> [Data excerpts]:
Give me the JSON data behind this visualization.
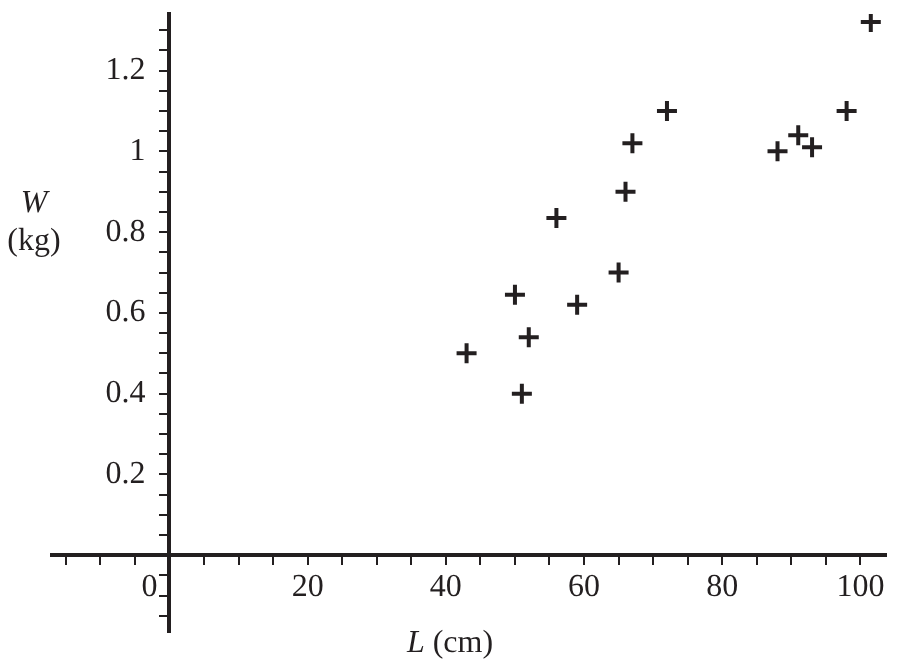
{
  "chart_data": {
    "type": "scatter",
    "xlabel": "L (cm)",
    "ylabel": "W (kg)",
    "marker": "cross",
    "grid": false,
    "legend": false,
    "xlim": [
      -17,
      103.7
    ],
    "ylim": [
      -0.19,
      1.34
    ],
    "xticks": [
      {
        "value": -15,
        "label": null
      },
      {
        "value": -10,
        "label": null
      },
      {
        "value": -5,
        "label": null
      },
      0,
      {
        "value": 5,
        "label": null
      },
      {
        "value": 10,
        "label": null
      },
      {
        "value": 15,
        "label": null
      },
      20,
      {
        "value": 25,
        "label": null
      },
      {
        "value": 30,
        "label": null
      },
      {
        "value": 35,
        "label": null
      },
      40,
      {
        "value": 45,
        "label": null
      },
      {
        "value": 50,
        "label": null
      },
      {
        "value": 55,
        "label": null
      },
      60,
      {
        "value": 65,
        "label": null
      },
      {
        "value": 70,
        "label": null
      },
      {
        "value": 75,
        "label": null
      },
      80,
      {
        "value": 85,
        "label": null
      },
      {
        "value": 90,
        "label": null
      },
      {
        "value": 95,
        "label": null
      },
      100
    ],
    "yticks": [
      {
        "value": -0.15,
        "label": null
      },
      {
        "value": -0.1,
        "label": null
      },
      {
        "value": -0.05,
        "label": null
      },
      {
        "value": 0.05,
        "label": null
      },
      {
        "value": 0.1,
        "label": null
      },
      {
        "value": 0.15,
        "label": null
      },
      0.2,
      {
        "value": 0.25,
        "label": null
      },
      {
        "value": 0.3,
        "label": null
      },
      {
        "value": 0.35,
        "label": null
      },
      0.4,
      {
        "value": 0.45,
        "label": null
      },
      {
        "value": 0.5,
        "label": null
      },
      {
        "value": 0.55,
        "label": null
      },
      0.6,
      {
        "value": 0.65,
        "label": null
      },
      {
        "value": 0.7,
        "label": null
      },
      {
        "value": 0.75,
        "label": null
      },
      0.8,
      {
        "value": 0.85,
        "label": null
      },
      {
        "value": 0.9,
        "label": null
      },
      {
        "value": 0.95,
        "label": null
      },
      1,
      {
        "value": 1.05,
        "label": null
      },
      {
        "value": 1.1,
        "label": null
      },
      {
        "value": 1.15,
        "label": null
      },
      1.2,
      {
        "value": 1.25,
        "label": null
      },
      {
        "value": 1.3,
        "label": null
      }
    ],
    "series": [
      {
        "color": "#231f20",
        "x": [
          43,
          50,
          52,
          51,
          56,
          59,
          65,
          66,
          67,
          72,
          88,
          91,
          93,
          98,
          101.5
        ],
        "values": [
          0.5,
          0.645,
          0.54,
          0.4,
          0.835,
          0.62,
          0.7,
          0.9,
          1.02,
          1.1,
          1.0,
          1.04,
          1.01,
          1.1,
          1.32
        ]
      }
    ]
  }
}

> [Exercise description]:
Set down every entry word for word, but omit the pictures.

> [Finished exercise]:
Give me the JSON data behind this visualization.
{
  "chart_data": {
    "type": "scatter",
    "xlabel": "L (cm)",
    "ylabel": "W (kg)",
    "marker": "cross",
    "grid": false,
    "legend": false,
    "xlim": [
      -17,
      103.7
    ],
    "ylim": [
      -0.19,
      1.34
    ],
    "xticks": [
      {
        "value": -15,
        "label": null
      },
      {
        "value": -10,
        "label": null
      },
      {
        "value": -5,
        "label": null
      },
      0,
      {
        "value": 5,
        "label": null
      },
      {
        "value": 10,
        "label": null
      },
      {
        "value": 15,
        "label": null
      },
      20,
      {
        "value": 25,
        "label": null
      },
      {
        "value": 30,
        "label": null
      },
      {
        "value": 35,
        "label": null
      },
      40,
      {
        "value": 45,
        "label": null
      },
      {
        "value": 50,
        "label": null
      },
      {
        "value": 55,
        "label": null
      },
      60,
      {
        "value": 65,
        "label": null
      },
      {
        "value": 70,
        "label": null
      },
      {
        "value": 75,
        "label": null
      },
      80,
      {
        "value": 85,
        "label": null
      },
      {
        "value": 90,
        "label": null
      },
      {
        "value": 95,
        "label": null
      },
      100
    ],
    "yticks": [
      {
        "value": -0.15,
        "label": null
      },
      {
        "value": -0.1,
        "label": null
      },
      {
        "value": -0.05,
        "label": null
      },
      {
        "value": 0.05,
        "label": null
      },
      {
        "value": 0.1,
        "label": null
      },
      {
        "value": 0.15,
        "label": null
      },
      0.2,
      {
        "value": 0.25,
        "label": null
      },
      {
        "value": 0.3,
        "label": null
      },
      {
        "value": 0.35,
        "label": null
      },
      0.4,
      {
        "value": 0.45,
        "label": null
      },
      {
        "value": 0.5,
        "label": null
      },
      {
        "value": 0.55,
        "label": null
      },
      0.6,
      {
        "value": 0.65,
        "label": null
      },
      {
        "value": 0.7,
        "label": null
      },
      {
        "value": 0.75,
        "label": null
      },
      0.8,
      {
        "value": 0.85,
        "label": null
      },
      {
        "value": 0.9,
        "label": null
      },
      {
        "value": 0.95,
        "label": null
      },
      1,
      {
        "value": 1.05,
        "label": null
      },
      {
        "value": 1.1,
        "label": null
      },
      {
        "value": 1.15,
        "label": null
      },
      1.2,
      {
        "value": 1.25,
        "label": null
      },
      {
        "value": 1.3,
        "label": null
      }
    ],
    "series": [
      {
        "color": "#231f20",
        "x": [
          43,
          50,
          52,
          51,
          56,
          59,
          65,
          66,
          67,
          72,
          88,
          91,
          93,
          98,
          101.5
        ],
        "values": [
          0.5,
          0.645,
          0.54,
          0.4,
          0.835,
          0.62,
          0.7,
          0.9,
          1.02,
          1.1,
          1.0,
          1.04,
          1.01,
          1.1,
          1.32
        ]
      }
    ]
  }
}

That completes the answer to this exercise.